* Exercise goal:
Say how many lines contain the word "pressure". Only the number should be given.

## START Task material

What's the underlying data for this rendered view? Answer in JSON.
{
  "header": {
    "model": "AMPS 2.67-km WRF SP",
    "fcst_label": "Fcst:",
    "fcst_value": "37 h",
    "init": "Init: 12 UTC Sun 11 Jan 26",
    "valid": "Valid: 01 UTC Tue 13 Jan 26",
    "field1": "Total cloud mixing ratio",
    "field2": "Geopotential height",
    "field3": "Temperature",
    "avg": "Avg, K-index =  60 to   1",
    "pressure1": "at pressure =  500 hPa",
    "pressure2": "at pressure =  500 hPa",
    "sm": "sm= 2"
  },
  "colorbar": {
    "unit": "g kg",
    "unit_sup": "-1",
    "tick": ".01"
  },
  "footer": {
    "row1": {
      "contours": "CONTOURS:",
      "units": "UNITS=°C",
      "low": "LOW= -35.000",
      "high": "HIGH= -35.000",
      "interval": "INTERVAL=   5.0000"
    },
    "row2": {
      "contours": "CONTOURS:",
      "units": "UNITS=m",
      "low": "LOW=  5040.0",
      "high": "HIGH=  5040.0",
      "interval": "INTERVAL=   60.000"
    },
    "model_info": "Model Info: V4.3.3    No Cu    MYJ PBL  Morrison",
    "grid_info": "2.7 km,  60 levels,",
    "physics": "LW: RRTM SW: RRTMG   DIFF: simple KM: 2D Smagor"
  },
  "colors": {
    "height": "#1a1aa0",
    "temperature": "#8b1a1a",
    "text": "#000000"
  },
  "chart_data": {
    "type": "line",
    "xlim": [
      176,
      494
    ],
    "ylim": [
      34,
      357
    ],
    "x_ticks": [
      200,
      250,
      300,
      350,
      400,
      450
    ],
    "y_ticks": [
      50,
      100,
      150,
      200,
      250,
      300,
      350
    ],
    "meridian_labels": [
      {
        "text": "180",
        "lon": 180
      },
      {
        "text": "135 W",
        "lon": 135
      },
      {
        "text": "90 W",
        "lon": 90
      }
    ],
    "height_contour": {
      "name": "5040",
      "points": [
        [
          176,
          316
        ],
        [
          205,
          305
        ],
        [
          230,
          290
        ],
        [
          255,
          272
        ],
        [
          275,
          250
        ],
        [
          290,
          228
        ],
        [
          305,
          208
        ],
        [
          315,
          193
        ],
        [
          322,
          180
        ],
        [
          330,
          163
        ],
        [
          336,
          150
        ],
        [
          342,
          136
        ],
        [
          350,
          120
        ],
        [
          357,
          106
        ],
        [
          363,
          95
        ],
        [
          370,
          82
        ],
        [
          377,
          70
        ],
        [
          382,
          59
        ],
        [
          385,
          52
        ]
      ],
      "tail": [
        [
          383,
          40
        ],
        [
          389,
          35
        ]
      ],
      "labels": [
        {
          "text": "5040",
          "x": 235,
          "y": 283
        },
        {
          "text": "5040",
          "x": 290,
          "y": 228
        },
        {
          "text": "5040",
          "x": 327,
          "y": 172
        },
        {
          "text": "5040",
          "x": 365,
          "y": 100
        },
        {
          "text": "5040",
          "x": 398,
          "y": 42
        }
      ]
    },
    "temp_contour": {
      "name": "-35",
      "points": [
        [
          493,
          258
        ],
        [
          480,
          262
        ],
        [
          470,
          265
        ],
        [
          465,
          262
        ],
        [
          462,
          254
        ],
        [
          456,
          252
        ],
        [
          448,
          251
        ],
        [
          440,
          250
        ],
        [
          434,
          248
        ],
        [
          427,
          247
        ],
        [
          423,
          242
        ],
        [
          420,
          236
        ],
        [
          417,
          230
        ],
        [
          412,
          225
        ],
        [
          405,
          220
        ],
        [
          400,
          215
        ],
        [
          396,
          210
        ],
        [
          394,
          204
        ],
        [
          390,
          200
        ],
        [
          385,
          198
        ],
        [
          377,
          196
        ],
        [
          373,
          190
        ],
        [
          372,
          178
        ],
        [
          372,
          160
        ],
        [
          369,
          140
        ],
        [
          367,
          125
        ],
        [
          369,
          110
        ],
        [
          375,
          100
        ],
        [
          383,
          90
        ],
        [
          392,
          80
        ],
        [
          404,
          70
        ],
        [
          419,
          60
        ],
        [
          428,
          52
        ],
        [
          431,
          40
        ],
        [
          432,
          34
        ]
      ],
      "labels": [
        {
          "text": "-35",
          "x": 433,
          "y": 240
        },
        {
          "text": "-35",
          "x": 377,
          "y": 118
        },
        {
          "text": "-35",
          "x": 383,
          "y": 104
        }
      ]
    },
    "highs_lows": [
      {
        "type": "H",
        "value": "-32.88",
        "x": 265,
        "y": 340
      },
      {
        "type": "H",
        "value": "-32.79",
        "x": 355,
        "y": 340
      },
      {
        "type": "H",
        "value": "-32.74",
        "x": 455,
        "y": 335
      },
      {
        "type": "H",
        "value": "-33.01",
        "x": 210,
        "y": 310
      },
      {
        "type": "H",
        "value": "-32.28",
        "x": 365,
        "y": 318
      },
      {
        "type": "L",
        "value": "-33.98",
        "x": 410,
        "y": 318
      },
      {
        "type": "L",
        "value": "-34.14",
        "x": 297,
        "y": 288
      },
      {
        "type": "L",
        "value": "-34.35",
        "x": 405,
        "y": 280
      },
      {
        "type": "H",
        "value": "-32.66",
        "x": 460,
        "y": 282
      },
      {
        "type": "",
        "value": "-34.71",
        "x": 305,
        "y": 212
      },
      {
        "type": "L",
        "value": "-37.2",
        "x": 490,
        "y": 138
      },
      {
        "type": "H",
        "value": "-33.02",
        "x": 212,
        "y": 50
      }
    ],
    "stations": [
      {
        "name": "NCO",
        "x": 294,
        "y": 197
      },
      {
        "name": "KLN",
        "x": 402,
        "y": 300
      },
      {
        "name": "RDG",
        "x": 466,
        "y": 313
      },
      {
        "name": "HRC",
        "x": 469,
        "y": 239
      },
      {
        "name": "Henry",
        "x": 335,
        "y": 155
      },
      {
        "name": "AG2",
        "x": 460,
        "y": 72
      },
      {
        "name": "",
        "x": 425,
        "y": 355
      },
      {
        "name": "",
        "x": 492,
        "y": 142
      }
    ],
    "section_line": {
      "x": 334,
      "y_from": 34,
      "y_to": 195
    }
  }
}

## END Task material

* Solution for this task:
2